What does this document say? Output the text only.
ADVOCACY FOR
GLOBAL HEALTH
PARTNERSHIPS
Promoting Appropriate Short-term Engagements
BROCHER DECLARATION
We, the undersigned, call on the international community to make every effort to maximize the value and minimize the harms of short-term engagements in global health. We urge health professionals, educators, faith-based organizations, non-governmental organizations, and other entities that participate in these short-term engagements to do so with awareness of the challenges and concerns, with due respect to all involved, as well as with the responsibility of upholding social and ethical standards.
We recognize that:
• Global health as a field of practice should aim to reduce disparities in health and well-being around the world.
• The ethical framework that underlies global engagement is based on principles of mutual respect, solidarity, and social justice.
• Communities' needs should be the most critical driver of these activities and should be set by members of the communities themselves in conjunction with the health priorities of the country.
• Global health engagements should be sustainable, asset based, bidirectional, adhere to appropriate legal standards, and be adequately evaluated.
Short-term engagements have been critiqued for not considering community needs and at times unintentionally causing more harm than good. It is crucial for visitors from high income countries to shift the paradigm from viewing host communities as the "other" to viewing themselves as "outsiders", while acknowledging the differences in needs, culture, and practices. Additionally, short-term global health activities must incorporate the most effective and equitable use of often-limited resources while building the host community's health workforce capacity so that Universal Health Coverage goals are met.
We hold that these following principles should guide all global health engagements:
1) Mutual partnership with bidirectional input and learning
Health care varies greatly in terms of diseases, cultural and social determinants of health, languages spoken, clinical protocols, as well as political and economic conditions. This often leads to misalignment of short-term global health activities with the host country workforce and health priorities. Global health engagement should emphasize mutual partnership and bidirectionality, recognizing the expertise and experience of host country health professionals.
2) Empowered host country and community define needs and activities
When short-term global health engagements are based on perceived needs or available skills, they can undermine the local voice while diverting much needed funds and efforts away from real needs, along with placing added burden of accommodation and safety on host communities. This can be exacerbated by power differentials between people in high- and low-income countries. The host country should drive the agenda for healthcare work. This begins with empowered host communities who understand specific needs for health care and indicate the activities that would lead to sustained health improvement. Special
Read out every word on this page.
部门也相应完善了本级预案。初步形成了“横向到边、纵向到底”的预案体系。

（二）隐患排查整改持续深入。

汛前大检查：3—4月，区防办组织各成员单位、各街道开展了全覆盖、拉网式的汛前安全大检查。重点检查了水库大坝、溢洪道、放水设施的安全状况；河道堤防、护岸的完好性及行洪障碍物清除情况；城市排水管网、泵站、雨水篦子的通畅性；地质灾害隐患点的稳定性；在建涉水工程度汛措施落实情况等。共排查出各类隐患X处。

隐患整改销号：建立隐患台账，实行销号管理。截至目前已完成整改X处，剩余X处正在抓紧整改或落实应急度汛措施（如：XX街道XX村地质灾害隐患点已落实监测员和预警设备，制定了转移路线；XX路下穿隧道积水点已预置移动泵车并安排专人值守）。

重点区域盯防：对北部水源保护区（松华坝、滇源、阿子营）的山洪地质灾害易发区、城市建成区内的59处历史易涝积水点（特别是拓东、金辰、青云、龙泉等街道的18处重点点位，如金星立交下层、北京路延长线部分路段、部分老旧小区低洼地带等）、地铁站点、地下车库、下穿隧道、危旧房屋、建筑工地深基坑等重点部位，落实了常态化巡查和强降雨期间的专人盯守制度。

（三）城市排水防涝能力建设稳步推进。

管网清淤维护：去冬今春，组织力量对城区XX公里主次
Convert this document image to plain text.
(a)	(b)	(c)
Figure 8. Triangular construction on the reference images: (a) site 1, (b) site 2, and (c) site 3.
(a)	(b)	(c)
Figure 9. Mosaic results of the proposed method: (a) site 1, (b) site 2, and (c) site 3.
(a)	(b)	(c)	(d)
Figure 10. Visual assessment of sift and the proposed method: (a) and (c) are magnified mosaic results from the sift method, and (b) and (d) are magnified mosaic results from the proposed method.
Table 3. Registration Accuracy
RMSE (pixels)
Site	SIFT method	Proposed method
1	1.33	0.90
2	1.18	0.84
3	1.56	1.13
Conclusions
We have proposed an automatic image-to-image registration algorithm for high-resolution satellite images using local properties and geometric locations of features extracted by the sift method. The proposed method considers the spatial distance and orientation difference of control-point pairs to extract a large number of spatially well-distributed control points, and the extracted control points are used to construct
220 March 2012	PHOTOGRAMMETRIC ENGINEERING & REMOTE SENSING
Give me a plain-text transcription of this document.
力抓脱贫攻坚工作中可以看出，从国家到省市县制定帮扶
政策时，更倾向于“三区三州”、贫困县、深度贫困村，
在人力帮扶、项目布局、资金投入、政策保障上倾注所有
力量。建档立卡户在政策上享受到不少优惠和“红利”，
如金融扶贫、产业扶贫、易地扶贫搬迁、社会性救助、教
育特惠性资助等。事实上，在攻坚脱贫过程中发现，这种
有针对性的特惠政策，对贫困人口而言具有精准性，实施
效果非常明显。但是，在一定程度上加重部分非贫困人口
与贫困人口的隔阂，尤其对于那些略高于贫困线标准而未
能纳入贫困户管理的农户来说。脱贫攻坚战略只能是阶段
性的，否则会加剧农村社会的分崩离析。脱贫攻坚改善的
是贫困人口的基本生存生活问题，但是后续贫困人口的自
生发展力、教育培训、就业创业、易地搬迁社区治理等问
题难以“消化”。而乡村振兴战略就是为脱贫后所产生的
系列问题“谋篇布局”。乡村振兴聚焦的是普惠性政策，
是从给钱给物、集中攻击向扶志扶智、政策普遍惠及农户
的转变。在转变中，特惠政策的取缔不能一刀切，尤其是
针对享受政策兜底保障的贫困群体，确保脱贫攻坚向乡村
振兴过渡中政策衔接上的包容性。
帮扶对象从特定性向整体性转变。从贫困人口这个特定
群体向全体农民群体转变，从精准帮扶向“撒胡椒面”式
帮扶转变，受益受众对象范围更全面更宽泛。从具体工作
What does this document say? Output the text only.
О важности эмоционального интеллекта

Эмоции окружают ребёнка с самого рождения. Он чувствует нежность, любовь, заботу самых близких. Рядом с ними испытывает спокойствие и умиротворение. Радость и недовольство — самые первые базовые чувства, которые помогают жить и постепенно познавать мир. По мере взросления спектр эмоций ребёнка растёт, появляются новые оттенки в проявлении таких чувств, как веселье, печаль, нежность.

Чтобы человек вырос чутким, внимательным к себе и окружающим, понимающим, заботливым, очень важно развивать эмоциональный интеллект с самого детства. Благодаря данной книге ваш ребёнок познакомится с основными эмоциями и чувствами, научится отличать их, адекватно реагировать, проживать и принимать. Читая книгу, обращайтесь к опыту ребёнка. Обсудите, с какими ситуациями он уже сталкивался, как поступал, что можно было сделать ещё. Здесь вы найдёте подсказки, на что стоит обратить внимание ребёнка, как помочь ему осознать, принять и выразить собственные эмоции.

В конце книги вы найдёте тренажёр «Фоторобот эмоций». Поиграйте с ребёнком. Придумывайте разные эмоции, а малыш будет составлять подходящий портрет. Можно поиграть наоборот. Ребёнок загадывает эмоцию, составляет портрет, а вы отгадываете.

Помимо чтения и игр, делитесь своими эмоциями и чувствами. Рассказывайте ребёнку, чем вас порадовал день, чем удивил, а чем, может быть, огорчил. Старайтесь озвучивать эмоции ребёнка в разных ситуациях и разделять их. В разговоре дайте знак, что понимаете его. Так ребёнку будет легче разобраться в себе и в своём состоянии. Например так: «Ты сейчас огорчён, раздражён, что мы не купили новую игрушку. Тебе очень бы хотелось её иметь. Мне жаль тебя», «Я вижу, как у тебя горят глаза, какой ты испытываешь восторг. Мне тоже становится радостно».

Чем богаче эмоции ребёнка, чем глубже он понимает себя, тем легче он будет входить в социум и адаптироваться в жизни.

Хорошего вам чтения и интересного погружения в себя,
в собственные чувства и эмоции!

=====

Written exercise:
Reproduce all the records precisely.

The answer:
What does this document say? Output the text only.
ADVOCACY FOR
GLOBAL HEALTH
PARTNERSHIPS
Promoting Appropriate Short-term Engagements
BROCHER DECLARATION
We, the undersigned, call on the international community to make every effort to maximize the value and minimize the harms of short-term engagements in global health. We urge health professionals, educators, faith-based organizations, non-governmental organizations, and other entities that participate in these short-term engagements to do so with awareness of the challenges and concerns, with due respect to all involved, as well as with the responsibility of upholding social and ethical standards.
We recognize that:
• Global health as a field of practice should aim to reduce disparities in health and well-being around the world.
• The ethical framework that underlies global engagement is based on principles of mutual respect, solidarity, and social justice.
• Communities' needs should be the most critical driver of these activities and should be set by members of the communities themselves in conjunction with the health priorities of the country.
• Global health engagements should be sustainable, asset based, bidirectional, adhere to appropriate legal standards, and be adequately evaluated.
Short-term engagements have been critiqued for not considering community needs and at times unintentionally causing more harm than good. It is crucial for visitors from high income countries to shift the paradigm from viewing host communities as the "other" to viewing themselves as "outsiders", while acknowledging the differences in needs, culture, and practices. Additionally, short-term global health activities must incorporate the most effective and equitable use of often-limited resources while building the host community's health workforce capacity so that Universal Health Coverage goals are met.
We hold that these following principles should guide all global health engagements:
1) Mutual partnership with bidirectional input and learning
Health care varies greatly in terms of diseases, cultural and social determinants of health, languages spoken, clinical protocols, as well as political and economic conditions. This often leads to misalignment of short-term global health activities with the host country workforce and health priorities. Global health engagement should emphasize mutual partnership and bidirectionality, recognizing the expertise and experience of host country health professionals.
2) Empowered host country and community define needs and activities
When short-term global health engagements are based on perceived needs or available skills, they can undermine the local voice while diverting much needed funds and efforts away from real needs, along with placing added burden of accommodation and safety on host communities. This can be exacerbated by power differentials between people in high- and low-income countries. The host country should drive the agenda for healthcare work. This begins with empowered host communities who understand specific needs for health care and indicate the activities that would lead to sustained health improvement. Special
Read out every word on this page.
部门也相应完善了本级预案。初步形成了“横向到边、纵向到底”的预案体系。

（二）隐患排查整改持续深入。

汛前大检查：3—4月，区防办组织各成员单位、各街道开展了全覆盖、拉网式的汛前安全大检查。重点检查了水库大坝、溢洪道、放水设施的安全状况；河道堤防、护岸的完好性及行洪障碍物清除情况；城市排水管网、泵站、雨水篦子的通畅性；地质灾害隐患点的稳定性；在建涉水工程度汛措施落实情况等。共排查出各类隐患X处。

隐患整改销号：建立隐患台账，实行销号管理。截至目前已完成整改X处，剩余X处正在抓紧整改或落实应急度汛措施（如：XX街道XX村地质灾害隐患点已落实监测员和预警设备，制定了转移路线；XX路下穿隧道积水点已预置移动泵车并安排专人值守）。

重点区域盯防：对北部水源保护区（松华坝、滇源、阿子营）的山洪地质灾害易发区、城市建成区内的59处历史易涝积水点（特别是拓东、金辰、青云、龙泉等街道的18处重点点位，如金星立交下层、北京路延长线部分路段、部分老旧小区低洼地带等）、地铁站点、地下车库、下穿隧道、危旧房屋、建筑工地深基坑等重点部位，落实了常态化巡查和强降雨期间的专人盯守制度。

（三）城市排水防涝能力建设稳步推进。

管网清淤维护：去冬今春，组织力量对城区XX公里主次
Convert this document image to plain text.
(a)	(b)	(c)
Figure 8. Triangular construction on the reference images: (a) site 1, (b) site 2, and (c) site 3.
(a)	(b)	(c)
Figure 9. Mosaic results of the proposed method: (a) site 1, (b) site 2, and (c) site 3.
(a)	(b)	(c)	(d)
Figure 10. Visual assessment of sift and the proposed method: (a) and (c) are magnified mosaic results from the sift method, and (b) and (d) are magnified mosaic results from the proposed method.
Table 3. Registration Accuracy
RMSE (pixels)
Site	SIFT method	Proposed method
1	1.33	0.90
2	1.18	0.84
3	1.56	1.13
Conclusions
We have proposed an automatic image-to-image registration algorithm for high-resolution satellite images using local properties and geometric locations of features extracted by the sift method. The proposed method considers the spatial distance and orientation difference of control-point pairs to extract a large number of spatially well-distributed control points, and the extracted control points are used to construct
220 March 2012	PHOTOGRAMMETRIC ENGINEERING & REMOTE SENSING
Give me a plain-text transcription of this document.
力抓脱贫攻坚工作中可以看出，从国家到省市县制定帮扶
政策时，更倾向于“三区三州”、贫困县、深度贫困村，
在人力帮扶、项目布局、资金投入、政策保障上倾注所有
力量。建档立卡户在政策上享受到不少优惠和“红利”，
如金融扶贫、产业扶贫、易地扶贫搬迁、社会性救助、教
育特惠性资助等。事实上，在攻坚脱贫过程中发现，这种
有针对性的特惠政策，对贫困人口而言具有精准性，实施
效果非常明显。但是，在一定程度上加重部分非贫困人口
与贫困人口的隔阂，尤其对于那些略高于贫困线标准而未
能纳入贫困户管理的农户来说。脱贫攻坚战略只能是阶段
性的，否则会加剧农村社会的分崩离析。脱贫攻坚改善的
是贫困人口的基本生存生活问题，但是后续贫困人口的自
生发展力、教育培训、就业创业、易地搬迁社区治理等问
题难以“消化”。而乡村振兴战略就是为脱贫后所产生的
系列问题“谋篇布局”。乡村振兴聚焦的是普惠性政策，
是从给钱给物、集中攻击向扶志扶智、政策普遍惠及农户
的转变。在转变中，特惠政策的取缔不能一刀切，尤其是
针对享受政策兜底保障的贫困群体，确保脱贫攻坚向乡村
振兴过渡中政策衔接上的包容性。
帮扶对象从特定性向整体性转变。从贫困人口这个特定
群体向全体农民群体转变，从精准帮扶向“撒胡椒面”式
帮扶转变，受益受众对象范围更全面更宽泛。从具体工作
What does this document say? Output the text only.
О важности эмоционального интеллекта

Эмоции окружают ребёнка с самого рождения. Он чувствует нежность, любовь, заботу самых близких. Рядом с ними испытывает спокойствие и умиротворение. Радость и недовольство — самые первые базовые чувства, которые помогают жить и постепенно познавать мир. По мере взросления спектр эмоций ребёнка растёт, появляются новые оттенки в проявлении таких чувств, как веселье, печаль, нежность.

Чтобы человек вырос чутким, внимательным к себе и окружающим, понимающим, заботливым, очень важно развивать эмоциональный интеллект с самого детства. Благодаря данной книге ваш ребёнок познакомится с основными эмоциями и чувствами, научится отличать их, адекватно реагировать, проживать и принимать. Читая книгу, обращайтесь к опыту ребёнка. Обсудите, с какими ситуациями он уже сталкивался, как поступал, что можно было сделать ещё. Здесь вы найдёте подсказки, на что стоит обратить внимание ребёнка, как помочь ему осознать, принять и выразить собственные эмоции.

В конце книги вы найдёте тренажёр «Фоторобот эмоций». Поиграйте с ребёнком. Придумывайте разные эмоции, а малыш будет составлять подходящий портрет. Можно поиграть наоборот. Ребёнок загадывает эмоцию, составляет портрет, а вы отгадываете.

Помимо чтения и игр, делитесь своими эмоциями и чувствами. Рассказывайте ребёнку, чем вас порадовал день, чем удивил, а чем, может быть, огорчил. Старайтесь озвучивать эмоции ребёнка в разных ситуациях и разделять их. В разговоре дайте знак, что понимаете его. Так ребёнку будет легче разобраться в себе и в своём состоянии. Например так: «Ты сейчас огорчён, раздражён, что мы не купили новую игрушку. Тебе очень бы хотелось её иметь. Мне жаль тебя», «Я вижу, как у тебя горят глаза, какой ты испытываешь восторг. Мне тоже становится радостно».

Чем богаче эмоции ребёнка, чем глубже он понимает себя, тем легче он будет входить в социум и адаптироваться в жизни.

Хорошего вам чтения и интересного погружения в себя,
в собственные чувства и эмоции!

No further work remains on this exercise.